(Data entries for graphics)
>> start

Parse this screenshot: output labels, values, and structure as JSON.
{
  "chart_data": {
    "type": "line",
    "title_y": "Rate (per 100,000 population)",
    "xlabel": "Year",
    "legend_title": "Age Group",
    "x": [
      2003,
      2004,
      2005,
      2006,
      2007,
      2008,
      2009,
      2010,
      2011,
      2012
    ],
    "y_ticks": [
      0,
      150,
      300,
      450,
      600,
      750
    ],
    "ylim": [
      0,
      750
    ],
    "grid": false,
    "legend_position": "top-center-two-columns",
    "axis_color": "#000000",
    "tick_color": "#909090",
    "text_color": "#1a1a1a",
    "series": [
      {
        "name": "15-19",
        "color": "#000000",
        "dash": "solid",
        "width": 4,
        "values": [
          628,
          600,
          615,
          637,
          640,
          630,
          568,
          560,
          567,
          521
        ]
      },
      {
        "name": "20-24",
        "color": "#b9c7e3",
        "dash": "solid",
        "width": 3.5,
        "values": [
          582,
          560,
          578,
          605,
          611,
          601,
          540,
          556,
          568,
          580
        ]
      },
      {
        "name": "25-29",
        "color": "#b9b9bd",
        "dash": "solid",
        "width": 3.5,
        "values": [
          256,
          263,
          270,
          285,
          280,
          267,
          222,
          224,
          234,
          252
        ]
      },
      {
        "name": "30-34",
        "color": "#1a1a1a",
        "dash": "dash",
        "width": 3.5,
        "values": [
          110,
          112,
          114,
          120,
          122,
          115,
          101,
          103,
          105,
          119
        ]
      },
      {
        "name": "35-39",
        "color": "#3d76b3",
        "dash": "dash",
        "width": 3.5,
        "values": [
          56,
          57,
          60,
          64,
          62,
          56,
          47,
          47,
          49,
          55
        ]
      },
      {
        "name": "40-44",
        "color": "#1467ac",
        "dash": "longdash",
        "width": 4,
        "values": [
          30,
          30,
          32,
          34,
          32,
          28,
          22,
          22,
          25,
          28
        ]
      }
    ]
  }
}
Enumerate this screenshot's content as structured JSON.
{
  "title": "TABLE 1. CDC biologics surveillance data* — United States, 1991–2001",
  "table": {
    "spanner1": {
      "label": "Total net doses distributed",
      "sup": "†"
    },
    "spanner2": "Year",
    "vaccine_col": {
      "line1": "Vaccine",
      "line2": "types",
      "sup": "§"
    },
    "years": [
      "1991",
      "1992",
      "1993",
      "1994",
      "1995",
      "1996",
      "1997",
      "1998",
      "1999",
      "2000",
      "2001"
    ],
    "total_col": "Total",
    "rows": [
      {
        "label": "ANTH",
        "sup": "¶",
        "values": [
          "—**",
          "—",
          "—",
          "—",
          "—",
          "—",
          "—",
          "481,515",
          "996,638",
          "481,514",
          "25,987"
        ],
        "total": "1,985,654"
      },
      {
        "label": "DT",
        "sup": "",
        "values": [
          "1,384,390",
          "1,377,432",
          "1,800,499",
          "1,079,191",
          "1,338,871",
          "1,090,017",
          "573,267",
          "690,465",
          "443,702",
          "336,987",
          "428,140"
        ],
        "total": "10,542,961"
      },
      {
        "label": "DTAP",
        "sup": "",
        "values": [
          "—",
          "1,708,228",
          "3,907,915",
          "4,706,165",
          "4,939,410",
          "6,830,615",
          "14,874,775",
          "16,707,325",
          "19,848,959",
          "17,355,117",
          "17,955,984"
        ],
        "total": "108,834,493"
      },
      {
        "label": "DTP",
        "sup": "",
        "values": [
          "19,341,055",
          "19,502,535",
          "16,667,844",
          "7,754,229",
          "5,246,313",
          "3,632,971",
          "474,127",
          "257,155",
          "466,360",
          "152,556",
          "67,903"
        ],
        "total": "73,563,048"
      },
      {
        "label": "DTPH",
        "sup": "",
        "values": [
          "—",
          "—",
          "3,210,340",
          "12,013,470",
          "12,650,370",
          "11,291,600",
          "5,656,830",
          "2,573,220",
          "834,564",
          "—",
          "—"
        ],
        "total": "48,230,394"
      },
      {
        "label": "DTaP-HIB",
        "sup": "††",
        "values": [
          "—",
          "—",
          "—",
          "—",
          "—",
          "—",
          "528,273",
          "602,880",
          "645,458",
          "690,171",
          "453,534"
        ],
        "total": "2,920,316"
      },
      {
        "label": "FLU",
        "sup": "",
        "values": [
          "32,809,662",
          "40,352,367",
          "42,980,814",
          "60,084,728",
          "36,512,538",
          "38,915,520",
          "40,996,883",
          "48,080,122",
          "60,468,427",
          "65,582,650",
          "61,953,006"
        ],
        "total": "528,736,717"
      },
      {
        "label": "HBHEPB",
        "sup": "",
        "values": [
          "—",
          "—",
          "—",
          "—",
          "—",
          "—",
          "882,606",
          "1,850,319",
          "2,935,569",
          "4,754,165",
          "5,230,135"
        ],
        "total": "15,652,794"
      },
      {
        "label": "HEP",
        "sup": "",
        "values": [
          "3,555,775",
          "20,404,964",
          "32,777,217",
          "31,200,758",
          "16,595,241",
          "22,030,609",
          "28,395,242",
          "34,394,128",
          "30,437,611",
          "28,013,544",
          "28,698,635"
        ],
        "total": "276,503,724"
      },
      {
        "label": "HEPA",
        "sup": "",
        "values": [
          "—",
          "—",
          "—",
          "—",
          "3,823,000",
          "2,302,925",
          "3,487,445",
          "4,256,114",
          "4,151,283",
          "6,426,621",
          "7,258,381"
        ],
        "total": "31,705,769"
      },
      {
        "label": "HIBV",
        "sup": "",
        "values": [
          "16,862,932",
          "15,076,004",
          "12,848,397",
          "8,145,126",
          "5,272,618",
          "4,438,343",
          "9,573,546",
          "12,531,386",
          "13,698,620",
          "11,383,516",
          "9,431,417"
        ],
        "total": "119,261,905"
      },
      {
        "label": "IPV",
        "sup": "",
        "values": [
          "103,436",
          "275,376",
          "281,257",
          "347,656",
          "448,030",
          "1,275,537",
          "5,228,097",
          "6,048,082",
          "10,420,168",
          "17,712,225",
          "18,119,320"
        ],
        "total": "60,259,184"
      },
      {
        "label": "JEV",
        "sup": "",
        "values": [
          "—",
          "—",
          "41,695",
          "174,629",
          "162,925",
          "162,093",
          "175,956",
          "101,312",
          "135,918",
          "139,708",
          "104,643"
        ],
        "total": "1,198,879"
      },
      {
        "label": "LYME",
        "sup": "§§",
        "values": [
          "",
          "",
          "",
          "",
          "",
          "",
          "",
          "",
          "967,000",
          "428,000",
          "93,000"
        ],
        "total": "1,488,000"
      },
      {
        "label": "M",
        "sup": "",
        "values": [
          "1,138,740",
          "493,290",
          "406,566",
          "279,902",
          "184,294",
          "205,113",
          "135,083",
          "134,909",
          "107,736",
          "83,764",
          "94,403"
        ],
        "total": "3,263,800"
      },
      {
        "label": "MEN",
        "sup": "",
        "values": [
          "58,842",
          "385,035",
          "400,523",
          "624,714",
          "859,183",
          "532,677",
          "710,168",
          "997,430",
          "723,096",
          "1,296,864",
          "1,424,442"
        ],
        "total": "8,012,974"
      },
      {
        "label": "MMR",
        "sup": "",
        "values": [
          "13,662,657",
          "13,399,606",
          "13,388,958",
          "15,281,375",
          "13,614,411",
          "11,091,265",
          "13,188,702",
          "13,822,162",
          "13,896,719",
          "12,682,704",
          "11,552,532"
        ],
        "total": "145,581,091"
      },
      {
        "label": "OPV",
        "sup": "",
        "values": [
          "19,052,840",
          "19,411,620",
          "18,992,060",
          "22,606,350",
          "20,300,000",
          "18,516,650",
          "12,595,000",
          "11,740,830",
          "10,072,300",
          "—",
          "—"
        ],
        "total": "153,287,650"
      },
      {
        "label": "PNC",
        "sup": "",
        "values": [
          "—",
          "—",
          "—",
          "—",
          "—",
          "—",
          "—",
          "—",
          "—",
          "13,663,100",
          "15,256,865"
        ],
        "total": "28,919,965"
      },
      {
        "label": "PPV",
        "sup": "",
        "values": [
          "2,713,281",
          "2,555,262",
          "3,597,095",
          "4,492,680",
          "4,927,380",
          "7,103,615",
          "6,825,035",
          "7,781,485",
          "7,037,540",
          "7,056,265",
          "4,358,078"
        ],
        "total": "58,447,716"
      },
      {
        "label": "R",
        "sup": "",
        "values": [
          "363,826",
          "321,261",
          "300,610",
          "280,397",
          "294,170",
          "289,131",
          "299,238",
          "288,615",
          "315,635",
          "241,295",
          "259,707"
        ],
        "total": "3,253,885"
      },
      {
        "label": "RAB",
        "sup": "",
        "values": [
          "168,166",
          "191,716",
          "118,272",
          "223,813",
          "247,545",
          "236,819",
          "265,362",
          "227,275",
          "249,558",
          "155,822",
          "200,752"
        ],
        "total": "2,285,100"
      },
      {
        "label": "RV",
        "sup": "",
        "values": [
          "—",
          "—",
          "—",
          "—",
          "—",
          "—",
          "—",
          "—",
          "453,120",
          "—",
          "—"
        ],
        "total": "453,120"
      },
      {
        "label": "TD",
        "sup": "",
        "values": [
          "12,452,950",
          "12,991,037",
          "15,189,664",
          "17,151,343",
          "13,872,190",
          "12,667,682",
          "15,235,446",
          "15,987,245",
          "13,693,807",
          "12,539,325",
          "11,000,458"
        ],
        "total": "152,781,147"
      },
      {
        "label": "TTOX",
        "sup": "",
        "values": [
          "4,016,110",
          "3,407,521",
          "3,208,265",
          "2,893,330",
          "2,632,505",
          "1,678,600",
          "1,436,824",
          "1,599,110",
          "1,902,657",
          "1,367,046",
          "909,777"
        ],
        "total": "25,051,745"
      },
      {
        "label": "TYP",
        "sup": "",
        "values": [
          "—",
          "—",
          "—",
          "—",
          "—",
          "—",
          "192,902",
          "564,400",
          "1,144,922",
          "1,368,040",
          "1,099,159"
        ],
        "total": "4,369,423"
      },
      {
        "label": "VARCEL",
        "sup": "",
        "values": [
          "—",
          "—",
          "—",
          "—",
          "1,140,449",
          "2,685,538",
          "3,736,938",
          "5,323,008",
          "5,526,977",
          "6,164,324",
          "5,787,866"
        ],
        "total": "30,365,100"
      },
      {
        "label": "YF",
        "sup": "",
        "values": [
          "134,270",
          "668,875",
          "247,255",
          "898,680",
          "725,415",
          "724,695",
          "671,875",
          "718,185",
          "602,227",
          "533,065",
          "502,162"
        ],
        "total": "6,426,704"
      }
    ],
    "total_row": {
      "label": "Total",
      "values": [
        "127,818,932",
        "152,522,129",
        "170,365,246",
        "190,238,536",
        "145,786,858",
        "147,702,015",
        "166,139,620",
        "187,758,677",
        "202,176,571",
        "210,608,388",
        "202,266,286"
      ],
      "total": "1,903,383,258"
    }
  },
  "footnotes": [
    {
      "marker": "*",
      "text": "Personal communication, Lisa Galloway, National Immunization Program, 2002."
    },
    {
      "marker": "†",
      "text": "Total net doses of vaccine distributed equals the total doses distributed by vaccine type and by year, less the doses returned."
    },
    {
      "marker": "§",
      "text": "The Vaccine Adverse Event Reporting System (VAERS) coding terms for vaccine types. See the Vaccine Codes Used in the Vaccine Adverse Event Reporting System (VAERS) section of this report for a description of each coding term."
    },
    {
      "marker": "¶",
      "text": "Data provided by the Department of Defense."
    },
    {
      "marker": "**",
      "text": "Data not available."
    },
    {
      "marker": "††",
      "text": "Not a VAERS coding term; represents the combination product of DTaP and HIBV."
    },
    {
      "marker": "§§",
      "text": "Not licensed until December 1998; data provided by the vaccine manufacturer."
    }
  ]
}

>> end

### GIVEN INSTRUCTION:
Check each line above for the word "HIBV" and copy the ones that have it.

### ANSWER BELOW:
        "label": "HIBV",
      "text": "Not a VAERS coding term; represents the combination product of DTaP and HIBV."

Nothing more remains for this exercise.